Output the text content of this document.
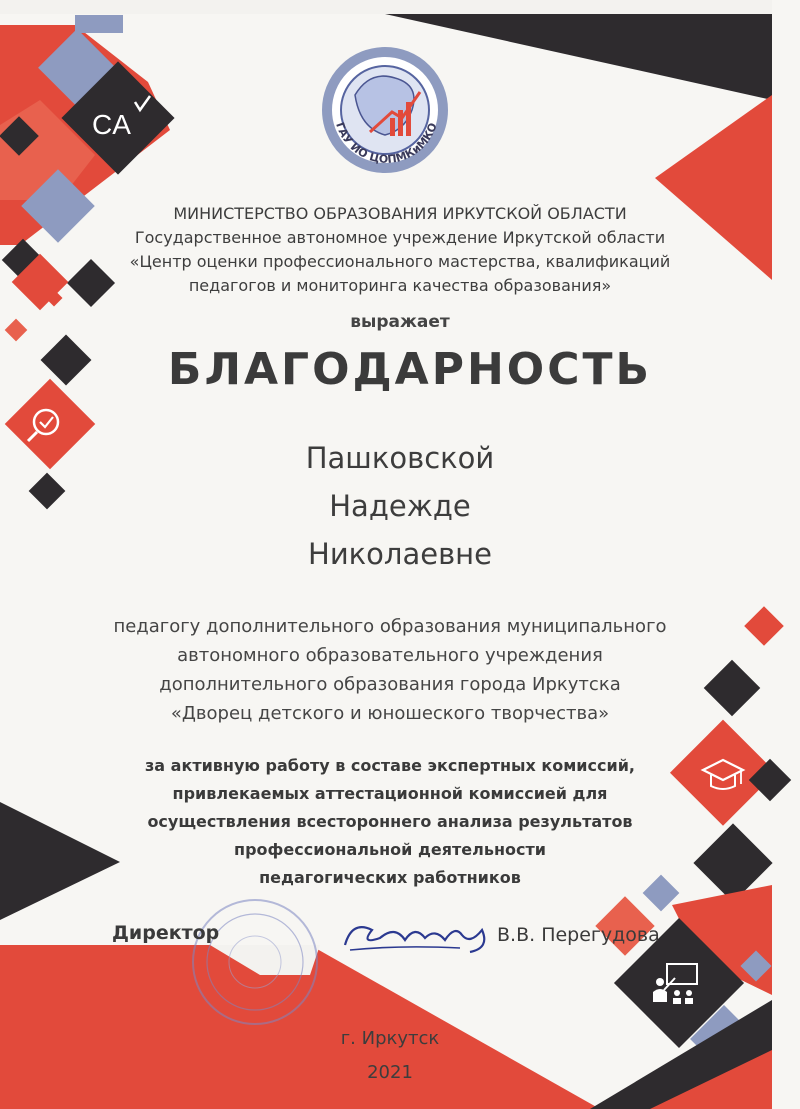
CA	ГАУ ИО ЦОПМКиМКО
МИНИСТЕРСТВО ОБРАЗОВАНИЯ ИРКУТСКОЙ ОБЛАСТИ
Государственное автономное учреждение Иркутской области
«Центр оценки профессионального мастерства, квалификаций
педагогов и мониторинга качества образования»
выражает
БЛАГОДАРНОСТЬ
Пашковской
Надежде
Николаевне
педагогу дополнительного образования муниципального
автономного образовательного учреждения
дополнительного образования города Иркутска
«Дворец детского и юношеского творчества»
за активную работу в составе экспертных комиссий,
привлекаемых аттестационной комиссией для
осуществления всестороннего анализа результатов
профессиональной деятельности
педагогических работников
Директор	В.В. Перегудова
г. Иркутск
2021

* * *

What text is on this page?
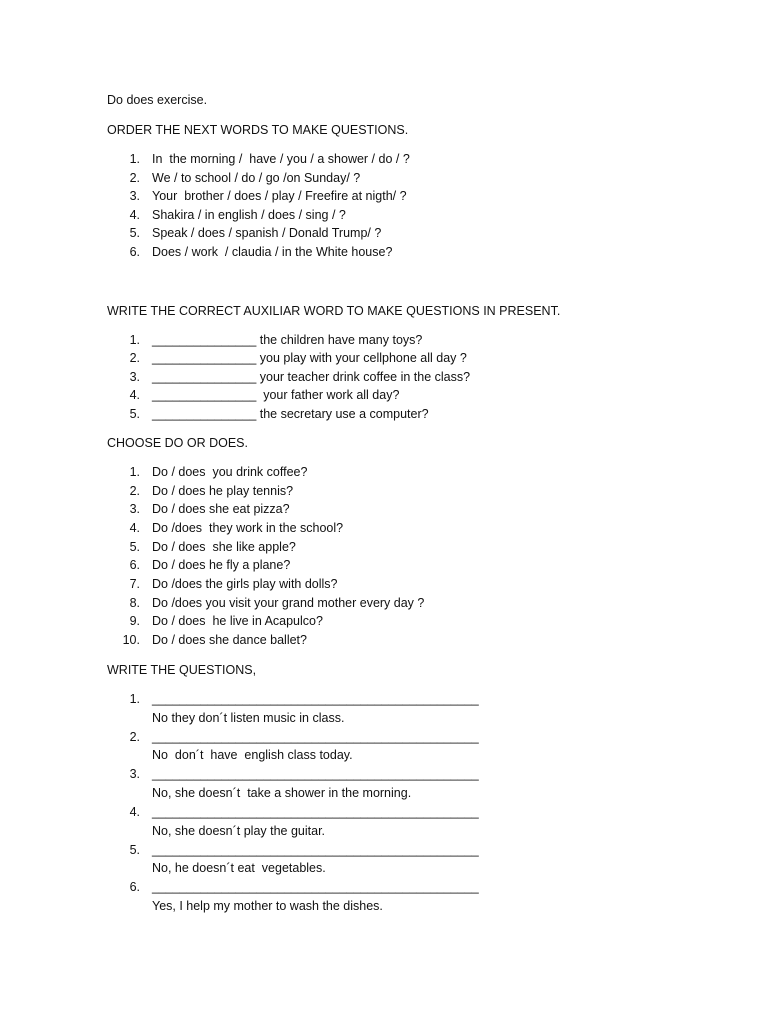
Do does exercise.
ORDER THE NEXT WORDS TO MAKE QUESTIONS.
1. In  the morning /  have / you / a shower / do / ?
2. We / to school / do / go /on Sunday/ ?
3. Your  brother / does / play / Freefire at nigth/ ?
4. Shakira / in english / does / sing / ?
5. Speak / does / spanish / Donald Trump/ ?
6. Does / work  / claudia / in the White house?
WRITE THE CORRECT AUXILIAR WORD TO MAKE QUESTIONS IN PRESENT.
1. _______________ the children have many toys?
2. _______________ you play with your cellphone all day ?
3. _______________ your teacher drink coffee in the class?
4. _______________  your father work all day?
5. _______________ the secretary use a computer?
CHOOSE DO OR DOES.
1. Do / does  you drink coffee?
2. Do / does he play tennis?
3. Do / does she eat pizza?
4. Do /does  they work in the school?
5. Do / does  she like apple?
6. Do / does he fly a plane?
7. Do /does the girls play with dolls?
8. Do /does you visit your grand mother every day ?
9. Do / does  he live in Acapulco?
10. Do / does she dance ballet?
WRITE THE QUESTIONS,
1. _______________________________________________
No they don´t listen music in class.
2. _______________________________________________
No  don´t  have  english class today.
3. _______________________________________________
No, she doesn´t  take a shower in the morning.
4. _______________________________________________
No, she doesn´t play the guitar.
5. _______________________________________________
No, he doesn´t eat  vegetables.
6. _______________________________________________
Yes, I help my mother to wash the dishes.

**Set problem:** Search the listing for the word "this" and return each line that holds it.

**Task response:**
Output the text content of this document.
What text is on this page?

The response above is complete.